### Information given
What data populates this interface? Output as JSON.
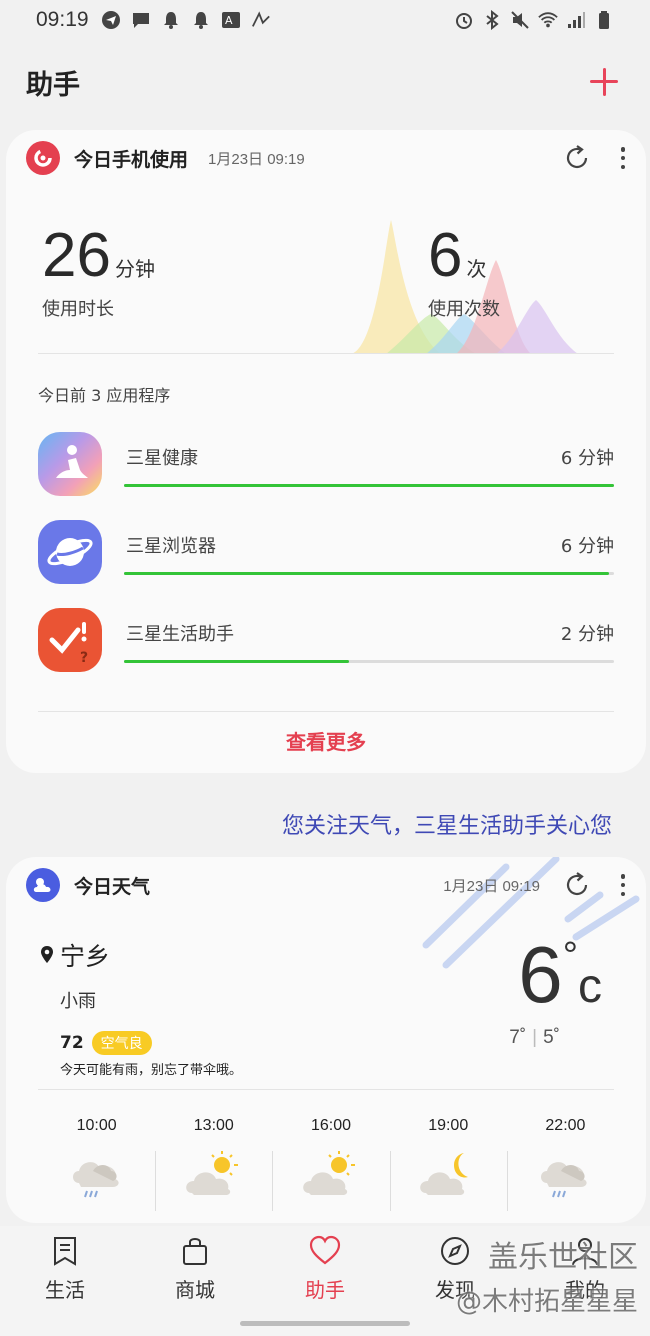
{
  "status_bar": {
    "time": "09:19"
  },
  "header": {
    "title": "助手"
  },
  "usage_card": {
    "title": "今日手机使用",
    "date": "1月23日 09:19",
    "duration_value": "26",
    "duration_unit": "分钟",
    "duration_label": "使用时长",
    "count_value": "6",
    "count_unit": "次",
    "count_label": "使用次数",
    "section_label": "今日前 3 应用程序",
    "apps": [
      {
        "name": "三星健康",
        "time": "6 分钟",
        "progress": 1.0
      },
      {
        "name": "三星浏览器",
        "time": "6 分钟",
        "progress": 0.99
      },
      {
        "name": "三星生活助手",
        "time": "2 分钟",
        "progress": 0.46
      }
    ],
    "see_more": "查看更多",
    "accent_color": "#e44050"
  },
  "promo_text": "您关注天气，三星生活助手关心您",
  "weather_card": {
    "title": "今日天气",
    "date": "1月23日 09:19",
    "location": "宁乡",
    "description": "小雨",
    "aqi_value": "72",
    "aqi_label": "空气良",
    "tip": "今天可能有雨，别忘了带伞哦。",
    "current_temp": "6",
    "temp_unit": "c",
    "high": "7˚",
    "low": "5˚",
    "hourly": [
      {
        "time": "10:00",
        "icon": "rain-cloud-icon"
      },
      {
        "time": "13:00",
        "icon": "partly-sunny-icon"
      },
      {
        "time": "16:00",
        "icon": "partly-sunny-icon"
      },
      {
        "time": "19:00",
        "icon": "cloudy-night-icon"
      },
      {
        "time": "22:00",
        "icon": "rain-cloud-icon"
      }
    ]
  },
  "bottom_nav": [
    {
      "label": "生活",
      "icon": "bookmark-icon"
    },
    {
      "label": "商城",
      "icon": "shopping-bag-icon"
    },
    {
      "label": "助手",
      "icon": "heart-icon",
      "active": true
    },
    {
      "label": "发现",
      "icon": "compass-icon"
    },
    {
      "label": "我的",
      "icon": "profile-icon"
    }
  ],
  "watermark": {
    "line1": "盖乐世社区",
    "line2": "@木村拓星星星"
  }
}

### Directions for this task
Pictures are excluded; copy every other part of the records exactly.

### The answer
What data populates this interface? Output as JSON.
{
  "status_bar": {
    "time": "09:19"
  },
  "header": {
    "title": "助手"
  },
  "usage_card": {
    "title": "今日手机使用",
    "date": "1月23日 09:19",
    "duration_value": "26",
    "duration_unit": "分钟",
    "duration_label": "使用时长",
    "count_value": "6",
    "count_unit": "次",
    "count_label": "使用次数",
    "section_label": "今日前 3 应用程序",
    "apps": [
      {
        "name": "三星健康",
        "time": "6 分钟",
        "progress": 1.0
      },
      {
        "name": "三星浏览器",
        "time": "6 分钟",
        "progress": 0.99
      },
      {
        "name": "三星生活助手",
        "time": "2 分钟",
        "progress": 0.46
      }
    ],
    "see_more": "查看更多",
    "accent_color": "#e44050"
  },
  "promo_text": "您关注天气，三星生活助手关心您",
  "weather_card": {
    "title": "今日天气",
    "date": "1月23日 09:19",
    "location": "宁乡",
    "description": "小雨",
    "aqi_value": "72",
    "aqi_label": "空气良",
    "tip": "今天可能有雨，别忘了带伞哦。",
    "current_temp": "6",
    "temp_unit": "c",
    "high": "7˚",
    "low": "5˚",
    "hourly": [
      {
        "time": "10:00",
        "icon": "rain-cloud-icon"
      },
      {
        "time": "13:00",
        "icon": "partly-sunny-icon"
      },
      {
        "time": "16:00",
        "icon": "partly-sunny-icon"
      },
      {
        "time": "19:00",
        "icon": "cloudy-night-icon"
      },
      {
        "time": "22:00",
        "icon": "rain-cloud-icon"
      }
    ]
  },
  "bottom_nav": [
    {
      "label": "生活",
      "icon": "bookmark-icon"
    },
    {
      "label": "商城",
      "icon": "shopping-bag-icon"
    },
    {
      "label": "助手",
      "icon": "heart-icon",
      "active": true
    },
    {
      "label": "发现",
      "icon": "compass-icon"
    },
    {
      "label": "我的",
      "icon": "profile-icon"
    }
  ],
  "watermark": {
    "line1": "盖乐世社区",
    "line2": "@木村拓星星星"
  }
}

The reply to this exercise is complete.